## TASK
Transcribe the entries below exactly; leave every image out.

## DATA IN THIS EXERCISE
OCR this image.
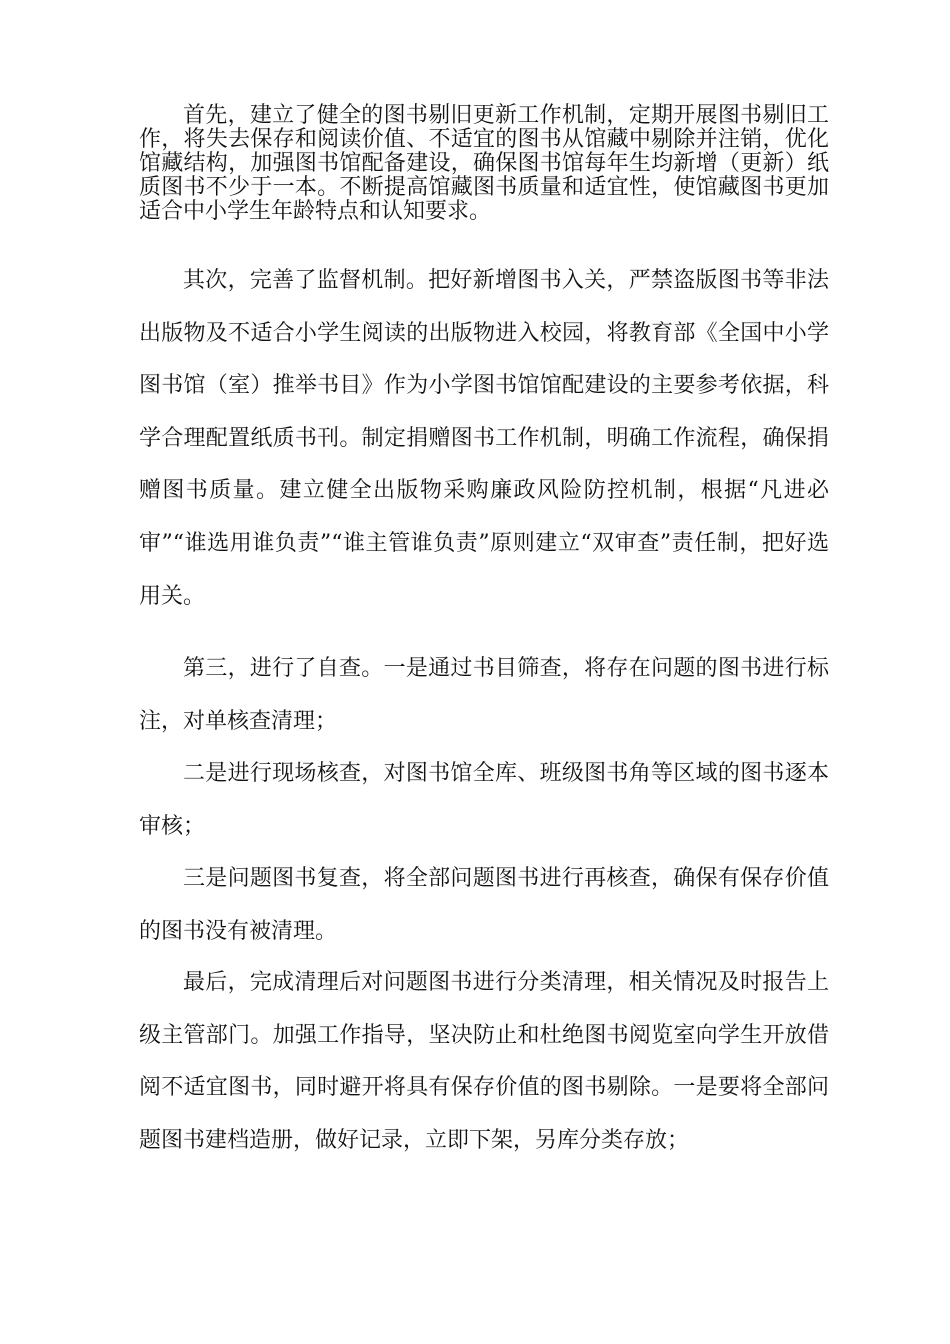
首先，建立了健全的图书剔旧更新工作机制，定期开展图书剔旧工作，将失去保存和阅读价值、不适宜的图书从馆藏中剔除并注销，优化馆藏结构，加强图书馆配备建设，确保图书馆每年生均新增（更新）纸质图书不少于一本。不断提高馆藏图书质量和适宜性，使馆藏图书更加适合中小学生年龄特点和认知要求。

其次，完善了监督机制。把好新增图书入关，严禁盗版图书等非法出版物及不适合小学生阅读的出版物进入校园，将教育部《全国中小学图书馆（室）推举书目》作为小学图书馆馆配建设的主要参考依据，科学合理配置纸质书刊。制定捐赠图书工作机制，明确工作流程，确保捐赠图书质量。建立健全出版物采购廉政风险防控机制，根据“凡进必审”“谁选用谁负责”“谁主管谁负责”原则建立“双审查”责任制，把好选用关。

第三，进行了自查。一是通过书目筛查，将存在问题的图书进行标注，对单核查清理；

二是进行现场核查，对图书馆全库、班级图书角等区域的图书逐本审核；

三是问题图书复查，将全部问题图书进行再核查，确保有保存价值的图书没有被清理。

最后，完成清理后对问题图书进行分类清理，相关情况及时报告上级主管部门。加强工作指导，坚决防止和杜绝图书阅览室向学生开放借阅不适宜图书，同时避开将具有保存价值的图书剔除。一是要将全部问题图书建档造册，做好记录，立即下架，另库分类存放；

## ANSWER FOR THIS EXERCISE
OCR this image.
首先，建立了健全的图书剔旧更新工作机制，定期开展图书剔旧工作，将失去保存和阅读价值、不适宜的图书从馆藏中剔除并注销，优化馆藏结构，加强图书馆配备建设，确保图书馆每年生均新增（更新）纸质图书不少于一本。不断提高馆藏图书质量和适宜性，使馆藏图书更加适合中小学生年龄特点和认知要求。

其次，完善了监督机制。把好新增图书入关，严禁盗版图书等非法出版物及不适合小学生阅读的出版物进入校园，将教育部《全国中小学图书馆（室）推举书目》作为小学图书馆馆配建设的主要参考依据，科学合理配置纸质书刊。制定捐赠图书工作机制，明确工作流程，确保捐赠图书质量。建立健全出版物采购廉政风险防控机制，根据“凡进必审”“谁选用谁负责”“谁主管谁负责”原则建立“双审查”责任制，把好选用关。

第三，进行了自查。一是通过书目筛查，将存在问题的图书进行标注，对单核查清理；

二是进行现场核查，对图书馆全库、班级图书角等区域的图书逐本审核；

三是问题图书复查，将全部问题图书进行再核查，确保有保存价值的图书没有被清理。

最后，完成清理后对问题图书进行分类清理，相关情况及时报告上级主管部门。加强工作指导，坚决防止和杜绝图书阅览室向学生开放借阅不适宜图书，同时避开将具有保存价值的图书剔除。一是要将全部问题图书建档造册，做好记录，立即下架，另库分类存放；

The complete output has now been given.